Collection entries
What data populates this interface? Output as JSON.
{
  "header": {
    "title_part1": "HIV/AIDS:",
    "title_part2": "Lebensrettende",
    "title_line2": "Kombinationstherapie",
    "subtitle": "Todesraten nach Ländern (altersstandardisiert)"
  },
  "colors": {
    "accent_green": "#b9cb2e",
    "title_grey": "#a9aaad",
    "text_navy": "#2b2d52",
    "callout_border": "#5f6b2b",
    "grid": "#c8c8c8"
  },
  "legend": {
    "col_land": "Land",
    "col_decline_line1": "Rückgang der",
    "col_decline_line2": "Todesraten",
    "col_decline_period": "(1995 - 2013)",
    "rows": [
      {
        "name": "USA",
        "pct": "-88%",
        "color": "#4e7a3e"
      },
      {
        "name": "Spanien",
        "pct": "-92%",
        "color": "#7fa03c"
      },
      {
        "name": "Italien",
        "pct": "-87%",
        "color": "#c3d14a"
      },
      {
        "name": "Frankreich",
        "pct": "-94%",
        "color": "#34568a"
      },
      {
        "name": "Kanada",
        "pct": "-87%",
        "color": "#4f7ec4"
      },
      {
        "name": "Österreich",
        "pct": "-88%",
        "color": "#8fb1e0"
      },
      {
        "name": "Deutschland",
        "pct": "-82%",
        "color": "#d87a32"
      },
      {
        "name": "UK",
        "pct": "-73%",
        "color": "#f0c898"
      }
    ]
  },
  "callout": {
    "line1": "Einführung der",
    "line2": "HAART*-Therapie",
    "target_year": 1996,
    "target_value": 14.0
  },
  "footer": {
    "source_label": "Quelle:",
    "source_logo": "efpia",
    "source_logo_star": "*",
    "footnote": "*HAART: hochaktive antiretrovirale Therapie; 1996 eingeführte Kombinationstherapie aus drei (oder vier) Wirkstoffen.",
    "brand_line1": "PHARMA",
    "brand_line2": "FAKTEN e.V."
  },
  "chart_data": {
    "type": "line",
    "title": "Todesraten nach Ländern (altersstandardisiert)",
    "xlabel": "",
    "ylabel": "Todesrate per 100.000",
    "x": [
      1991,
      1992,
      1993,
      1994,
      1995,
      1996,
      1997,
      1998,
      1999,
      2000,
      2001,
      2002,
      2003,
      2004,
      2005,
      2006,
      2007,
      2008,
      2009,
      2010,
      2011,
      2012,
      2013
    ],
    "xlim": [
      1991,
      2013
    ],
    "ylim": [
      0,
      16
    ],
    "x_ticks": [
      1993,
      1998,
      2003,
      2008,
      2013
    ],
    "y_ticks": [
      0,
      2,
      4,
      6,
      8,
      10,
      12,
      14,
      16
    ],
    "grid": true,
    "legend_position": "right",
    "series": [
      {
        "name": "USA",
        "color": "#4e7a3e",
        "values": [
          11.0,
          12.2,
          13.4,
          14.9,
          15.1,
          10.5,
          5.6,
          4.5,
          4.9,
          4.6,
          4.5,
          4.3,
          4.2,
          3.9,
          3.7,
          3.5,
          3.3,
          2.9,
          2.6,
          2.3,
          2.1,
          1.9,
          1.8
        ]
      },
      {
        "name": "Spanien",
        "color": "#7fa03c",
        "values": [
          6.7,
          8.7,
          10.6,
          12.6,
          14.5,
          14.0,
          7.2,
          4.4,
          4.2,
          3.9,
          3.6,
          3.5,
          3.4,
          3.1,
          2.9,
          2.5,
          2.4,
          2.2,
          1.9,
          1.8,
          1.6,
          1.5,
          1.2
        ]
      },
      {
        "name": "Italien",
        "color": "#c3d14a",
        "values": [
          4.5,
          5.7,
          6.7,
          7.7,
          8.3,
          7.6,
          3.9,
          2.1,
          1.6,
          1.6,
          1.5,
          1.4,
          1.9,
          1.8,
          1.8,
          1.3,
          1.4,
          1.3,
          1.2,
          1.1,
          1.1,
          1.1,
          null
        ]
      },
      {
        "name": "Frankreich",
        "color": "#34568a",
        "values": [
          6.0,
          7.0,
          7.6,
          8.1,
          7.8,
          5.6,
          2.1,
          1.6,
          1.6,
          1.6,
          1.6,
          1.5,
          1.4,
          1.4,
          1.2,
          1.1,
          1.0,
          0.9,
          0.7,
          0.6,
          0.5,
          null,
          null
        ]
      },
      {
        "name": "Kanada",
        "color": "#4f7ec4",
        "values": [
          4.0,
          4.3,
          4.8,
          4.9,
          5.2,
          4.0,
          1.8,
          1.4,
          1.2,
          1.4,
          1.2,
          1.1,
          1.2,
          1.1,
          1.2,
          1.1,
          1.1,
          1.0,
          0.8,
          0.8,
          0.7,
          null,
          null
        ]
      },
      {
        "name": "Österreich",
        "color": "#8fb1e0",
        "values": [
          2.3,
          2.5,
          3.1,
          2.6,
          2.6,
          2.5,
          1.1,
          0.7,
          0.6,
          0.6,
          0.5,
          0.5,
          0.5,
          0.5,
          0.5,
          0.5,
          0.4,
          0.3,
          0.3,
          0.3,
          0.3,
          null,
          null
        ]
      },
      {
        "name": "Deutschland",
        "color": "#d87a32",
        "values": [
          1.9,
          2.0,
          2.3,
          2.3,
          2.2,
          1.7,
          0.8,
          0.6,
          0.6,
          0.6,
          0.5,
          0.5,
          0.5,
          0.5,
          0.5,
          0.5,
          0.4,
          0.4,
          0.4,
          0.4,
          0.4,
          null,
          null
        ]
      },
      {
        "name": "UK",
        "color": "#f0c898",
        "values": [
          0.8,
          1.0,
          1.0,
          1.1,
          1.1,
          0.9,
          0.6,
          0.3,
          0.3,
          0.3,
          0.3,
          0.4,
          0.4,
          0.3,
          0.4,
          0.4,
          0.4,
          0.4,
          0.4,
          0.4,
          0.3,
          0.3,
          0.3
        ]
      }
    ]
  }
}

PROBLEM REQUIREMENTS: The data above should be reproduced in full, word for word.

TASK OUTPUT:
What data populates this interface? Output as JSON.
{
  "header": {
    "title_part1": "HIV/AIDS:",
    "title_part2": "Lebensrettende",
    "title_line2": "Kombinationstherapie",
    "subtitle": "Todesraten nach Ländern (altersstandardisiert)"
  },
  "colors": {
    "accent_green": "#b9cb2e",
    "title_grey": "#a9aaad",
    "text_navy": "#2b2d52",
    "callout_border": "#5f6b2b",
    "grid": "#c8c8c8"
  },
  "legend": {
    "col_land": "Land",
    "col_decline_line1": "Rückgang der",
    "col_decline_line2": "Todesraten",
    "col_decline_period": "(1995 - 2013)",
    "rows": [
      {
        "name": "USA",
        "pct": "-88%",
        "color": "#4e7a3e"
      },
      {
        "name": "Spanien",
        "pct": "-92%",
        "color": "#7fa03c"
      },
      {
        "name": "Italien",
        "pct": "-87%",
        "color": "#c3d14a"
      },
      {
        "name": "Frankreich",
        "pct": "-94%",
        "color": "#34568a"
      },
      {
        "name": "Kanada",
        "pct": "-87%",
        "color": "#4f7ec4"
      },
      {
        "name": "Österreich",
        "pct": "-88%",
        "color": "#8fb1e0"
      },
      {
        "name": "Deutschland",
        "pct": "-82%",
        "color": "#d87a32"
      },
      {
        "name": "UK",
        "pct": "-73%",
        "color": "#f0c898"
      }
    ]
  },
  "callout": {
    "line1": "Einführung der",
    "line2": "HAART*-Therapie",
    "target_year": 1996,
    "target_value": 14.0
  },
  "footer": {
    "source_label": "Quelle:",
    "source_logo": "efpia",
    "source_logo_star": "*",
    "footnote": "*HAART: hochaktive antiretrovirale Therapie; 1996 eingeführte Kombinationstherapie aus drei (oder vier) Wirkstoffen.",
    "brand_line1": "PHARMA",
    "brand_line2": "FAKTEN e.V."
  },
  "chart_data": {
    "type": "line",
    "title": "Todesraten nach Ländern (altersstandardisiert)",
    "xlabel": "",
    "ylabel": "Todesrate per 100.000",
    "x": [
      1991,
      1992,
      1993,
      1994,
      1995,
      1996,
      1997,
      1998,
      1999,
      2000,
      2001,
      2002,
      2003,
      2004,
      2005,
      2006,
      2007,
      2008,
      2009,
      2010,
      2011,
      2012,
      2013
    ],
    "xlim": [
      1991,
      2013
    ],
    "ylim": [
      0,
      16
    ],
    "x_ticks": [
      1993,
      1998,
      2003,
      2008,
      2013
    ],
    "y_ticks": [
      0,
      2,
      4,
      6,
      8,
      10,
      12,
      14,
      16
    ],
    "grid": true,
    "legend_position": "right",
    "series": [
      {
        "name": "USA",
        "color": "#4e7a3e",
        "values": [
          11.0,
          12.2,
          13.4,
          14.9,
          15.1,
          10.5,
          5.6,
          4.5,
          4.9,
          4.6,
          4.5,
          4.3,
          4.2,
          3.9,
          3.7,
          3.5,
          3.3,
          2.9,
          2.6,
          2.3,
          2.1,
          1.9,
          1.8
        ]
      },
      {
        "name": "Spanien",
        "color": "#7fa03c",
        "values": [
          6.7,
          8.7,
          10.6,
          12.6,
          14.5,
          14.0,
          7.2,
          4.4,
          4.2,
          3.9,
          3.6,
          3.5,
          3.4,
          3.1,
          2.9,
          2.5,
          2.4,
          2.2,
          1.9,
          1.8,
          1.6,
          1.5,
          1.2
        ]
      },
      {
        "name": "Italien",
        "color": "#c3d14a",
        "values": [
          4.5,
          5.7,
          6.7,
          7.7,
          8.3,
          7.6,
          3.9,
          2.1,
          1.6,
          1.6,
          1.5,
          1.4,
          1.9,
          1.8,
          1.8,
          1.3,
          1.4,
          1.3,
          1.2,
          1.1,
          1.1,
          1.1,
          null
        ]
      },
      {
        "name": "Frankreich",
        "color": "#34568a",
        "values": [
          6.0,
          7.0,
          7.6,
          8.1,
          7.8,
          5.6,
          2.1,
          1.6,
          1.6,
          1.6,
          1.6,
          1.5,
          1.4,
          1.4,
          1.2,
          1.1,
          1.0,
          0.9,
          0.7,
          0.6,
          0.5,
          null,
          null
        ]
      },
      {
        "name": "Kanada",
        "color": "#4f7ec4",
        "values": [
          4.0,
          4.3,
          4.8,
          4.9,
          5.2,
          4.0,
          1.8,
          1.4,
          1.2,
          1.4,
          1.2,
          1.1,
          1.2,
          1.1,
          1.2,
          1.1,
          1.1,
          1.0,
          0.8,
          0.8,
          0.7,
          null,
          null
        ]
      },
      {
        "name": "Österreich",
        "color": "#8fb1e0",
        "values": [
          2.3,
          2.5,
          3.1,
          2.6,
          2.6,
          2.5,
          1.1,
          0.7,
          0.6,
          0.6,
          0.5,
          0.5,
          0.5,
          0.5,
          0.5,
          0.5,
          0.4,
          0.3,
          0.3,
          0.3,
          0.3,
          null,
          null
        ]
      },
      {
        "name": "Deutschland",
        "color": "#d87a32",
        "values": [
          1.9,
          2.0,
          2.3,
          2.3,
          2.2,
          1.7,
          0.8,
          0.6,
          0.6,
          0.6,
          0.5,
          0.5,
          0.5,
          0.5,
          0.5,
          0.5,
          0.4,
          0.4,
          0.4,
          0.4,
          0.4,
          null,
          null
        ]
      },
      {
        "name": "UK",
        "color": "#f0c898",
        "values": [
          0.8,
          1.0,
          1.0,
          1.1,
          1.1,
          0.9,
          0.6,
          0.3,
          0.3,
          0.3,
          0.3,
          0.4,
          0.4,
          0.3,
          0.4,
          0.4,
          0.4,
          0.4,
          0.4,
          0.4,
          0.3,
          0.3,
          0.3
        ]
      }
    ]
  }
}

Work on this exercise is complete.